What to work on
Write out the data below in full. Keep it exact.

Extracted material
........
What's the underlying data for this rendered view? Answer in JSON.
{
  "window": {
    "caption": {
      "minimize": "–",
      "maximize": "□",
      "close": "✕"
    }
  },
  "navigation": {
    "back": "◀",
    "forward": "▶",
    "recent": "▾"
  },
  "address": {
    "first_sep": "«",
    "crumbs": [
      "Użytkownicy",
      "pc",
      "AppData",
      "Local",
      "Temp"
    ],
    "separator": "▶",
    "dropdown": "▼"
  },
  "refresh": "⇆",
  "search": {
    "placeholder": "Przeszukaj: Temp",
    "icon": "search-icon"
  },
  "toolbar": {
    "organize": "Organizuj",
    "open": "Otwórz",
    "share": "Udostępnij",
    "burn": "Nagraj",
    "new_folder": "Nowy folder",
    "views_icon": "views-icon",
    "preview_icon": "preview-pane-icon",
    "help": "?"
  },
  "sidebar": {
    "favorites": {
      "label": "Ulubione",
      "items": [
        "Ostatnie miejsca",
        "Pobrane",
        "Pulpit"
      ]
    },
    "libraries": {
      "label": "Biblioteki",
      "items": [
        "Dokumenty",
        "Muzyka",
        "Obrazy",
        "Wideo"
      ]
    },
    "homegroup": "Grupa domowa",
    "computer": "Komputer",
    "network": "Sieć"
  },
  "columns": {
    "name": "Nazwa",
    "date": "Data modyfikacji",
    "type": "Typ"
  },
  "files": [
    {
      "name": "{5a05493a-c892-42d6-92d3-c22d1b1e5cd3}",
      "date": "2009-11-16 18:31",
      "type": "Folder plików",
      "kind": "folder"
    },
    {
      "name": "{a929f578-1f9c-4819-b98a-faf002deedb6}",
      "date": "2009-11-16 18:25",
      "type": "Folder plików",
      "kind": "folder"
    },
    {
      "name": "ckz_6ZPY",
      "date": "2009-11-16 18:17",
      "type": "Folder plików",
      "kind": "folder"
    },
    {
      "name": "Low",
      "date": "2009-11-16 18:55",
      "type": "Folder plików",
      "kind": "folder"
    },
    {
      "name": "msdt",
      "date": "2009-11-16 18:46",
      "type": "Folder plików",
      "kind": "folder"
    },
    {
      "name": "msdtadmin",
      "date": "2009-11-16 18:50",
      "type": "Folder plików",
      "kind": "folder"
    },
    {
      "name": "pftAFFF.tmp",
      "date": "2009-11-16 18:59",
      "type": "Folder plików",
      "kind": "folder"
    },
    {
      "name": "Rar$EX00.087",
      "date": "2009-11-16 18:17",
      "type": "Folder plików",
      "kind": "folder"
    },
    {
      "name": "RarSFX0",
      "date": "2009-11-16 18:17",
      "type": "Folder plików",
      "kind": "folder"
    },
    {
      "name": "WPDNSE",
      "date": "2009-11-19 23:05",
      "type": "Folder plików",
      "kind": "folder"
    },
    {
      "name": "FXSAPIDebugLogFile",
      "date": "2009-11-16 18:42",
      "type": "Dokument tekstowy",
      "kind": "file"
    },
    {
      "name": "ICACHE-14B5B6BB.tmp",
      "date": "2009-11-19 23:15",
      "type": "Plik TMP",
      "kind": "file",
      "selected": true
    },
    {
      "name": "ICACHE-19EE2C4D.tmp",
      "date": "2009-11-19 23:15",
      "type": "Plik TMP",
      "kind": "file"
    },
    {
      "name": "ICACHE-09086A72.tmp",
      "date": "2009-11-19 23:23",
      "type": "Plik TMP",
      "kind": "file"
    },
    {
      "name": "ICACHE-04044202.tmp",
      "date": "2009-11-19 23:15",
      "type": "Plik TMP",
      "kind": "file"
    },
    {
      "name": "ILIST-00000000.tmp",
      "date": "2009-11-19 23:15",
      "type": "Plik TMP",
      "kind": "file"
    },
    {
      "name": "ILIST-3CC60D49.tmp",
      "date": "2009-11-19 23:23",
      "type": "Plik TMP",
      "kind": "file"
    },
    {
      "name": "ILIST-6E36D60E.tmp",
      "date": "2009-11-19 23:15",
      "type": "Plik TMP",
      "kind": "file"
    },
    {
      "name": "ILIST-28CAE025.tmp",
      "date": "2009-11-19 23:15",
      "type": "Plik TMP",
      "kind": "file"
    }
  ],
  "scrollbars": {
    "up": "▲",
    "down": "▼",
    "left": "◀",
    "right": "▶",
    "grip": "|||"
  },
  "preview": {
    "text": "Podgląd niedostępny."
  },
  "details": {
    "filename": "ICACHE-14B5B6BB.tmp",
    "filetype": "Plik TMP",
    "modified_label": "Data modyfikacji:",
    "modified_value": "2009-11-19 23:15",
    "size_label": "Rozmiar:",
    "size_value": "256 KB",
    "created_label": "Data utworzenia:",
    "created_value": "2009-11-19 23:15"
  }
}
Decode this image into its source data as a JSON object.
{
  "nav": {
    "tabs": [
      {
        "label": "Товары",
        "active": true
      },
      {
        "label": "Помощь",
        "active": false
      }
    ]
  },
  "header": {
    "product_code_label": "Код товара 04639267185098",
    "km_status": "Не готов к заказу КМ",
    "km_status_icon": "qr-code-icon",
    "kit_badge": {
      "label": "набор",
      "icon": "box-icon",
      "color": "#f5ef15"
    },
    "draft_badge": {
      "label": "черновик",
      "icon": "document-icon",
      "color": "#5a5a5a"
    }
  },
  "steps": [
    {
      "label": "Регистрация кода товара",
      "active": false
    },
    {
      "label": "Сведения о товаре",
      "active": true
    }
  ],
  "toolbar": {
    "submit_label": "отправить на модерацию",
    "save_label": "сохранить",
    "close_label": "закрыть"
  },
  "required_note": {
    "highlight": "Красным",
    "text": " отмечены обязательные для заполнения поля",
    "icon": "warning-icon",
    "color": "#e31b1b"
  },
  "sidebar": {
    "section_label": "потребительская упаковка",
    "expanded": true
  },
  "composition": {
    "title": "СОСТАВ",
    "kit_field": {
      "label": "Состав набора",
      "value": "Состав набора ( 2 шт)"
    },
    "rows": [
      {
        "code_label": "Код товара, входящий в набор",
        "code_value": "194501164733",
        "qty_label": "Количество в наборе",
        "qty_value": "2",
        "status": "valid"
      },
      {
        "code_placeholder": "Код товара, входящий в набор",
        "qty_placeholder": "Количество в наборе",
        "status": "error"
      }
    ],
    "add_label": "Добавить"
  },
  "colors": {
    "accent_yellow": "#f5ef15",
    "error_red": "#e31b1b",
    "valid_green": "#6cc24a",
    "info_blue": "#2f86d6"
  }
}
........
Exercise result
What's the underlying data for this rendered view? Answer in JSON.
{
  "window": {
    "caption": {
      "minimize": "–",
      "maximize": "□",
      "close": "✕"
    }
  },
  "navigation": {
    "back": "◀",
    "forward": "▶",
    "recent": "▾"
  },
  "address": {
    "first_sep": "«",
    "crumbs": [
      "Użytkownicy",
      "pc",
      "AppData",
      "Local",
      "Temp"
    ],
    "separator": "▶",
    "dropdown": "▼"
  },
  "refresh": "⇆",
  "search": {
    "placeholder": "Przeszukaj: Temp",
    "icon": "search-icon"
  },
  "toolbar": {
    "organize": "Organizuj",
    "open": "Otwórz",
    "share": "Udostępnij",
    "burn": "Nagraj",
    "new_folder": "Nowy folder",
    "views_icon": "views-icon",
    "preview_icon": "preview-pane-icon",
    "help": "?"
  },
  "sidebar": {
    "favorites": {
      "label": "Ulubione",
      "items": [
        "Ostatnie miejsca",
        "Pobrane",
        "Pulpit"
      ]
    },
    "libraries": {
      "label": "Biblioteki",
      "items": [
        "Dokumenty",
        "Muzyka",
        "Obrazy",
        "Wideo"
      ]
    },
    "homegroup": "Grupa domowa",
    "computer": "Komputer",
    "network": "Sieć"
  },
  "columns": {
    "name": "Nazwa",
    "date": "Data modyfikacji",
    "type": "Typ"
  },
  "files": [
    {
      "name": "{5a05493a-c892-42d6-92d3-c22d1b1e5cd3}",
      "date": "2009-11-16 18:31",
      "type": "Folder plików",
      "kind": "folder"
    },
    {
      "name": "{a929f578-1f9c-4819-b98a-faf002deedb6}",
      "date": "2009-11-16 18:25",
      "type": "Folder plików",
      "kind": "folder"
    },
    {
      "name": "ckz_6ZPY",
      "date": "2009-11-16 18:17",
      "type": "Folder plików",
      "kind": "folder"
    },
    {
      "name": "Low",
      "date": "2009-11-16 18:55",
      "type": "Folder plików",
      "kind": "folder"
    },
    {
      "name": "msdt",
      "date": "2009-11-16 18:46",
      "type": "Folder plików",
      "kind": "folder"
    },
    {
      "name": "msdtadmin",
      "date": "2009-11-16 18:50",
      "type": "Folder plików",
      "kind": "folder"
    },
    {
      "name": "pftAFFF.tmp",
      "date": "2009-11-16 18:59",
      "type": "Folder plików",
      "kind": "folder"
    },
    {
      "name": "Rar$EX00.087",
      "date": "2009-11-16 18:17",
      "type": "Folder plików",
      "kind": "folder"
    },
    {
      "name": "RarSFX0",
      "date": "2009-11-16 18:17",
      "type": "Folder plików",
      "kind": "folder"
    },
    {
      "name": "WPDNSE",
      "date": "2009-11-19 23:05",
      "type": "Folder plików",
      "kind": "folder"
    },
    {
      "name": "FXSAPIDebugLogFile",
      "date": "2009-11-16 18:42",
      "type": "Dokument tekstowy",
      "kind": "file"
    },
    {
      "name": "ICACHE-14B5B6BB.tmp",
      "date": "2009-11-19 23:15",
      "type": "Plik TMP",
      "kind": "file",
      "selected": true
    },
    {
      "name": "ICACHE-19EE2C4D.tmp",
      "date": "2009-11-19 23:15",
      "type": "Plik TMP",
      "kind": "file"
    },
    {
      "name": "ICACHE-09086A72.tmp",
      "date": "2009-11-19 23:23",
      "type": "Plik TMP",
      "kind": "file"
    },
    {
      "name": "ICACHE-04044202.tmp",
      "date": "2009-11-19 23:15",
      "type": "Plik TMP",
      "kind": "file"
    },
    {
      "name": "ILIST-00000000.tmp",
      "date": "2009-11-19 23:15",
      "type": "Plik TMP",
      "kind": "file"
    },
    {
      "name": "ILIST-3CC60D49.tmp",
      "date": "2009-11-19 23:23",
      "type": "Plik TMP",
      "kind": "file"
    },
    {
      "name": "ILIST-6E36D60E.tmp",
      "date": "2009-11-19 23:15",
      "type": "Plik TMP",
      "kind": "file"
    },
    {
      "name": "ILIST-28CAE025.tmp",
      "date": "2009-11-19 23:15",
      "type": "Plik TMP",
      "kind": "file"
    }
  ],
  "scrollbars": {
    "up": "▲",
    "down": "▼",
    "left": "◀",
    "right": "▶",
    "grip": "|||"
  },
  "preview": {
    "text": "Podgląd niedostępny."
  },
  "details": {
    "filename": "ICACHE-14B5B6BB.tmp",
    "filetype": "Plik TMP",
    "modified_label": "Data modyfikacji:",
    "modified_value": "2009-11-19 23:15",
    "size_label": "Rozmiar:",
    "size_value": "256 KB",
    "created_label": "Data utworzenia:",
    "created_value": "2009-11-19 23:15"
  }
}
Decode this image into its source data as a JSON object.
{
  "nav": {
    "tabs": [
      {
        "label": "Товары",
        "active": true
      },
      {
        "label": "Помощь",
        "active": false
      }
    ]
  },
  "header": {
    "product_code_label": "Код товара 04639267185098",
    "km_status": "Не готов к заказу КМ",
    "km_status_icon": "qr-code-icon",
    "kit_badge": {
      "label": "набор",
      "icon": "box-icon",
      "color": "#f5ef15"
    },
    "draft_badge": {
      "label": "черновик",
      "icon": "document-icon",
      "color": "#5a5a5a"
    }
  },
  "steps": [
    {
      "label": "Регистрация кода товара",
      "active": false
    },
    {
      "label": "Сведения о товаре",
      "active": true
    }
  ],
  "toolbar": {
    "submit_label": "отправить на модерацию",
    "save_label": "сохранить",
    "close_label": "закрыть"
  },
  "required_note": {
    "highlight": "Красным",
    "text": " отмечены обязательные для заполнения поля",
    "icon": "warning-icon",
    "color": "#e31b1b"
  },
  "sidebar": {
    "section_label": "потребительская упаковка",
    "expanded": true
  },
  "composition": {
    "title": "СОСТАВ",
    "kit_field": {
      "label": "Состав набора",
      "value": "Состав набора ( 2 шт)"
    },
    "rows": [
      {
        "code_label": "Код товара, входящий в набор",
        "code_value": "194501164733",
        "qty_label": "Количество в наборе",
        "qty_value": "2",
        "status": "valid"
      },
      {
        "code_placeholder": "Код товара, входящий в набор",
        "qty_placeholder": "Количество в наборе",
        "status": "error"
      }
    ],
    "add_label": "Добавить"
  },
  "colors": {
    "accent_yellow": "#f5ef15",
    "error_red": "#e31b1b",
    "valid_green": "#6cc24a",
    "info_blue": "#2f86d6"
  }
}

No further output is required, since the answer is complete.